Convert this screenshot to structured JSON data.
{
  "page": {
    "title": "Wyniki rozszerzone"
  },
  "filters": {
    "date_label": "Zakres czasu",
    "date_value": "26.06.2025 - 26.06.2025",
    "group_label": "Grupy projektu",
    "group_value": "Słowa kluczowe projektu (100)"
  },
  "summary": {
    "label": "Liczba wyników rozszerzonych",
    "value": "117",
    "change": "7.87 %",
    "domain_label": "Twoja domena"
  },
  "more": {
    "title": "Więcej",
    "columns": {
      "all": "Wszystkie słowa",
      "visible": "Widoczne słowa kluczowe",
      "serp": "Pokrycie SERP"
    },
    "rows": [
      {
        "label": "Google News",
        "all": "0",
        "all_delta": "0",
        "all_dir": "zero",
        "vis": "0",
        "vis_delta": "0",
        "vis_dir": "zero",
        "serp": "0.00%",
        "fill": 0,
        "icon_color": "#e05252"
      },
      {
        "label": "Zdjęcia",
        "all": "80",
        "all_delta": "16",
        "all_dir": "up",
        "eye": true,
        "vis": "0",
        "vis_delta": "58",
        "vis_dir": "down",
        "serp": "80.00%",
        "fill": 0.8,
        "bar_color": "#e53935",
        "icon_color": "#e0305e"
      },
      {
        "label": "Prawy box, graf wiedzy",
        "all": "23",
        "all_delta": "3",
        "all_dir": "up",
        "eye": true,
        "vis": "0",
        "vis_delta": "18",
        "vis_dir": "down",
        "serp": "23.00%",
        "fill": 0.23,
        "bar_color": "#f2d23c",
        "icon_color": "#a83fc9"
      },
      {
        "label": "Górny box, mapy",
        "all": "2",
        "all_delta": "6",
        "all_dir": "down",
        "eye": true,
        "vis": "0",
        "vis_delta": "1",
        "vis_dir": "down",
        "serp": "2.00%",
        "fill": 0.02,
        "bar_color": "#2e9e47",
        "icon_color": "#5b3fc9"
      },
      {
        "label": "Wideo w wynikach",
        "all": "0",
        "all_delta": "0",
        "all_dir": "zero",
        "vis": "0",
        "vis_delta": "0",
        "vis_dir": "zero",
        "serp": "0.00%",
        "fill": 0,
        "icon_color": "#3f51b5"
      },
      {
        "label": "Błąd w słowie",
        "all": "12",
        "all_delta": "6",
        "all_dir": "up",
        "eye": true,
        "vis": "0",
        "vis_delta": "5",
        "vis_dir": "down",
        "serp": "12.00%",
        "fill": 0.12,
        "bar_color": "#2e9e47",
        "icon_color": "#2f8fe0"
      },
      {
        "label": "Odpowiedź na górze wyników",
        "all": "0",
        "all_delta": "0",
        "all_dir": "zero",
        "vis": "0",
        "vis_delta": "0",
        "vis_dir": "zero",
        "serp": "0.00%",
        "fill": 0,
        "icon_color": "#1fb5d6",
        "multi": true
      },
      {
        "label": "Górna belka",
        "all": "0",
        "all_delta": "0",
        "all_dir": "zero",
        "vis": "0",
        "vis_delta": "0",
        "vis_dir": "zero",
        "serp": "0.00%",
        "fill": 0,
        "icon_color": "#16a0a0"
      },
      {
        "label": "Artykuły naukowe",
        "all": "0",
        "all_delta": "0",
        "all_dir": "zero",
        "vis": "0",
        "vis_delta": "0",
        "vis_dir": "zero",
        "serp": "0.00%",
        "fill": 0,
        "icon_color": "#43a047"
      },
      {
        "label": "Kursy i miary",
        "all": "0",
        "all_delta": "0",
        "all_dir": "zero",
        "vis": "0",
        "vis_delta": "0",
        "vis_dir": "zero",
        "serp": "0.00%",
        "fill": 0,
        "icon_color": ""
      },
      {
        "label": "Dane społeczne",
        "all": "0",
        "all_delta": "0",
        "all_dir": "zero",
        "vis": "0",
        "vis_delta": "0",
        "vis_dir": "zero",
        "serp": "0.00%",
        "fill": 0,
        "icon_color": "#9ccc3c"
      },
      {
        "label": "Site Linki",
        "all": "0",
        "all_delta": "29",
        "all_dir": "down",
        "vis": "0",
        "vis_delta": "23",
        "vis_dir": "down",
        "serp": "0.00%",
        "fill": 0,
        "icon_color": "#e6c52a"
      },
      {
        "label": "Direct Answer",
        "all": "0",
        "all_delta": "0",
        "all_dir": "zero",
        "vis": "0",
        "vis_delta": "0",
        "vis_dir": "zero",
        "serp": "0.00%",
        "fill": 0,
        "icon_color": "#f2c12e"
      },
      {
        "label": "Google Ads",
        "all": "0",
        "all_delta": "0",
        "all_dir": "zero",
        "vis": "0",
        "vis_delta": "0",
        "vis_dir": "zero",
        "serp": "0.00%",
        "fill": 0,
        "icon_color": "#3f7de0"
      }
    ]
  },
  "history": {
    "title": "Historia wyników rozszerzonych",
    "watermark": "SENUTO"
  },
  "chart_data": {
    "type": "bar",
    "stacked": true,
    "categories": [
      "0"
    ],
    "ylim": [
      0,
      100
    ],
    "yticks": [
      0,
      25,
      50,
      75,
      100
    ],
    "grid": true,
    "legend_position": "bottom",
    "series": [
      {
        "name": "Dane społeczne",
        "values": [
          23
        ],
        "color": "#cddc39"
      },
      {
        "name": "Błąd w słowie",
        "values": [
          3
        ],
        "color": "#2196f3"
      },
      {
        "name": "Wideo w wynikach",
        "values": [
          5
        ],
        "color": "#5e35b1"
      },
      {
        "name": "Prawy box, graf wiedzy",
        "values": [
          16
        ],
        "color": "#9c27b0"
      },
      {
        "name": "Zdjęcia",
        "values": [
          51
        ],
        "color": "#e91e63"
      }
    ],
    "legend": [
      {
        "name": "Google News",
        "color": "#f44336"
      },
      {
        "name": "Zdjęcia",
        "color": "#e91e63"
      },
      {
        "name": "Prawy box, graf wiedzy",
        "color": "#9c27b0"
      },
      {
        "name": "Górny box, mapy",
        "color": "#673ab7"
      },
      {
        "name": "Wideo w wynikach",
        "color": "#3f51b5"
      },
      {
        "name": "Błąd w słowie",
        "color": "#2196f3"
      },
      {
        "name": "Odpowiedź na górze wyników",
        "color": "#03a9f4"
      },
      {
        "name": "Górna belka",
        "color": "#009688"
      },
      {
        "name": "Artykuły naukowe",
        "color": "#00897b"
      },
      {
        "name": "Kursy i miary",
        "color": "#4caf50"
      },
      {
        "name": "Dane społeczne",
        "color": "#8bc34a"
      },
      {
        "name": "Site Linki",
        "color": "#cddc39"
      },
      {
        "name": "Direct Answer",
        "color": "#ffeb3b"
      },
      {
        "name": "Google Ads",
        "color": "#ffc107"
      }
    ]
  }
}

• **AIM OF THE TASK**
Go through the records. Copy each line where "rozszerzonych" appears.

• **COMPLETE RESPONSE**
    "label": "Liczba wyników rozszerzonych",
    "title": "Historia wyników rozszerzonych",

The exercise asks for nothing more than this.